If your list contains only duplicates of only one element for example list_a=[0,0,0,0,0,0,1,3,4,6,7] the code below would be helpful:

list_a=[0,0,0,0,0,0,1,3,4,6,7]
def remove_element(element,the_list):
    the_list=list(set(the_list))
    the_list.remove(element)
    return the_list

list_a=remove_element(element=0,the_list=list_a)
print(list_a)

or

a=list(set(i for i in list_a if i!=2))
a.remove(2)

The basic idea is that the sets do not allow duplicates, so first I have converted the list into set(which removes the duplicates), then used .remove() function to remove the first instance of the element(as now we have only one instance per item).

(Extracted records)
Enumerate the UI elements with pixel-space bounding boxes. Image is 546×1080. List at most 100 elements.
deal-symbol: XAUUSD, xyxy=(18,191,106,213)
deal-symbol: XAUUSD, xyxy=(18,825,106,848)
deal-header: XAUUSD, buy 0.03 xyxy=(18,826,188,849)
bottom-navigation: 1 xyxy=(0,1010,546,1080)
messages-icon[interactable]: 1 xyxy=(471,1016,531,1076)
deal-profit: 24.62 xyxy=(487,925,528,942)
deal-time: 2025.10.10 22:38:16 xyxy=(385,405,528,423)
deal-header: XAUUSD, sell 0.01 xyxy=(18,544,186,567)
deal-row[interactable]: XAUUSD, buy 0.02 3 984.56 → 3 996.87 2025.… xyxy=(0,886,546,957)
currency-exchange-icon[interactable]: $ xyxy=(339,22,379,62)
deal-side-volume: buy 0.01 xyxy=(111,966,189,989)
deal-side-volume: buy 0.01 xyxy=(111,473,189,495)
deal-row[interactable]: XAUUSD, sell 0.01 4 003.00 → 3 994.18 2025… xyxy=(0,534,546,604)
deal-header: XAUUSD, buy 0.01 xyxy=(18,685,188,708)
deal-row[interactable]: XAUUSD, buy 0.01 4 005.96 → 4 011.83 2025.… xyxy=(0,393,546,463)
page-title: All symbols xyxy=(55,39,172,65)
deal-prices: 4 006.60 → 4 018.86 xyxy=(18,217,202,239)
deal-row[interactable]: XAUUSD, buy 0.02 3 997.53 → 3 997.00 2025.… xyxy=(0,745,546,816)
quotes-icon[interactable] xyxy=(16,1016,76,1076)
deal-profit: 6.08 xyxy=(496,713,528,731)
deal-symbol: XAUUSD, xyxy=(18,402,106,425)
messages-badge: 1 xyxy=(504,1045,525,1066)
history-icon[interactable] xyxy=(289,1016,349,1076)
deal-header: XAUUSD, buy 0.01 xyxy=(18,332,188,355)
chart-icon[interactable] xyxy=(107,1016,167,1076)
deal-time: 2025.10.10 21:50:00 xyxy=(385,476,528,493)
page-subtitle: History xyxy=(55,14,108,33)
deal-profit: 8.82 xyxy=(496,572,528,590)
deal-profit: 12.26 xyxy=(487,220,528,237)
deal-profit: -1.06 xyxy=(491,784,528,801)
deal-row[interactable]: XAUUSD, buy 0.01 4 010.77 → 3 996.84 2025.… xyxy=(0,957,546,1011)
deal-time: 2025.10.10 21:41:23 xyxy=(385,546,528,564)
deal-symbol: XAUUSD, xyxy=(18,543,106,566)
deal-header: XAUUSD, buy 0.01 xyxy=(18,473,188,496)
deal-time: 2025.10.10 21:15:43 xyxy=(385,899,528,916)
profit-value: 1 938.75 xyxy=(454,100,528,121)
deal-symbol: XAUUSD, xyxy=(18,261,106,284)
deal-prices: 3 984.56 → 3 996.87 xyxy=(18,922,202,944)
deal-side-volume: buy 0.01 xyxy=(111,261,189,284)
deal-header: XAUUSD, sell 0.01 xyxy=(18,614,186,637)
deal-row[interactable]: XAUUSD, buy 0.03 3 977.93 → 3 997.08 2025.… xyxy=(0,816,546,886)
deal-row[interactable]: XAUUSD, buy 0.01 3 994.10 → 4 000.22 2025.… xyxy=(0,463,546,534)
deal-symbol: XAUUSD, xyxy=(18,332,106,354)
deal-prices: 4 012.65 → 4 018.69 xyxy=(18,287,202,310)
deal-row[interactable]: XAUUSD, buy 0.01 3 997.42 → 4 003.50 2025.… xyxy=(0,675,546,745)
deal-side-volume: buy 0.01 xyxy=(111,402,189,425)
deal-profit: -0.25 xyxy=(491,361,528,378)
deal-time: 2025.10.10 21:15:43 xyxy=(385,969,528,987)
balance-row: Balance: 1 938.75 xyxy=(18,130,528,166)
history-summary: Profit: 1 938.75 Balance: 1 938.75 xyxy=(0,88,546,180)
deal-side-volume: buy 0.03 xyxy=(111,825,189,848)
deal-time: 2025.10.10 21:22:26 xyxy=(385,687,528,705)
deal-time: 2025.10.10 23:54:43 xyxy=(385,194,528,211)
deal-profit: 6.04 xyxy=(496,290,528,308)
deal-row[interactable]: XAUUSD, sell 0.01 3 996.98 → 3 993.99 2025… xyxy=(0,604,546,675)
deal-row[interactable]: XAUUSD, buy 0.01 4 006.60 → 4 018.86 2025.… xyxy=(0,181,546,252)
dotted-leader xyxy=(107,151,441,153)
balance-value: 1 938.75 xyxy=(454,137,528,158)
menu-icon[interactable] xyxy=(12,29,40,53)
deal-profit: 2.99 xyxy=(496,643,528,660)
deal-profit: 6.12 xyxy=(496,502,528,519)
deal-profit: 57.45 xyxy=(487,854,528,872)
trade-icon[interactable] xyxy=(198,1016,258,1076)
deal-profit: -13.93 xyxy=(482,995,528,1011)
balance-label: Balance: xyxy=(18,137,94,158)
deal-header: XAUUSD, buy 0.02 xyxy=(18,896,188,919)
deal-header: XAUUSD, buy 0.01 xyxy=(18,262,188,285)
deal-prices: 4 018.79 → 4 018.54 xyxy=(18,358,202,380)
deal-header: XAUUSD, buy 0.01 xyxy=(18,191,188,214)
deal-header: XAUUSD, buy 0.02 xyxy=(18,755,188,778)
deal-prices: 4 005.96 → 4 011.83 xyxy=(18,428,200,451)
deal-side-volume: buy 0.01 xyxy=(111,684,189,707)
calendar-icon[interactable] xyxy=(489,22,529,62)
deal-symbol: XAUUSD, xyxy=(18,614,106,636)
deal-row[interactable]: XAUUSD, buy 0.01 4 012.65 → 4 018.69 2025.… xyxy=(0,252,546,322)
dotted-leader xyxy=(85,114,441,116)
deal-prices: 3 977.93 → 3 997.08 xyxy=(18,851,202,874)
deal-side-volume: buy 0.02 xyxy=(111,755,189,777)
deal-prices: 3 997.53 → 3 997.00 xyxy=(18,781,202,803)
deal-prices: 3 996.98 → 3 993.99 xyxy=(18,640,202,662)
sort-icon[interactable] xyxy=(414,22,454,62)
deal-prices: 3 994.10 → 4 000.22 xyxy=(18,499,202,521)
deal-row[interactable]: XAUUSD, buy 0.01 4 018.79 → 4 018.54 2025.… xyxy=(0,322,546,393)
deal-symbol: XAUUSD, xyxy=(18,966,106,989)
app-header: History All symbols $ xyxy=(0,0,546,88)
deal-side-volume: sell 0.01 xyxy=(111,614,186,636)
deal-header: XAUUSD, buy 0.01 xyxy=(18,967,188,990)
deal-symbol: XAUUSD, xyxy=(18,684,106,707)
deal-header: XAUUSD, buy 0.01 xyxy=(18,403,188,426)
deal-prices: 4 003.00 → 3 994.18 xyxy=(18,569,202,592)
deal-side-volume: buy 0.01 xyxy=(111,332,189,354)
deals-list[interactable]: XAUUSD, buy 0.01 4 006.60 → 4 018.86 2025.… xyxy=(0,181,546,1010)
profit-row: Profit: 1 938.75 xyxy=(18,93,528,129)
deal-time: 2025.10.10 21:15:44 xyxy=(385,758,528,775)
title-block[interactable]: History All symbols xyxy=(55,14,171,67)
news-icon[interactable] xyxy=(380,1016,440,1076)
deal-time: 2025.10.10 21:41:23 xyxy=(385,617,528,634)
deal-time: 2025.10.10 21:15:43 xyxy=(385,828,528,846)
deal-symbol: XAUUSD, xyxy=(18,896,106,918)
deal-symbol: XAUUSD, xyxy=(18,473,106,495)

= Your objective =
Write what comes next in the forum post about removing duplicate values from a Python list, picking up right after its final sentence.

= Exercise result =
But if you have duplicates of multiple elements, the below methods would help:

  1. List comprehension
list_a=[1, 2, 3, 4, 2, 2, 3]
remove_element=lambda element,the_list:[i for i in the_list if i!=element]
print(remove_element(element=2,the_list=list_a))
  1. Filter
list_a=[1, 2, 3, 4, 2, 2, 3]
a=list(filter(lambda a: a != 2, list_a))
print(a)
  1. While loop
list_a=[1, 2, 3, 4, 2, 2, 3]
def remove_element(element,the_list):
    while element in the_list:the_list.remove(element)
    return the_list
print(remove_element(2,list_a))
  1. for loop (same as List comprehension)
list_a=[1, 2, 3, 4, 2, 2, 3]
a=[]
for i in list_a:
    if i!=2:
        a.append(i)
print(a)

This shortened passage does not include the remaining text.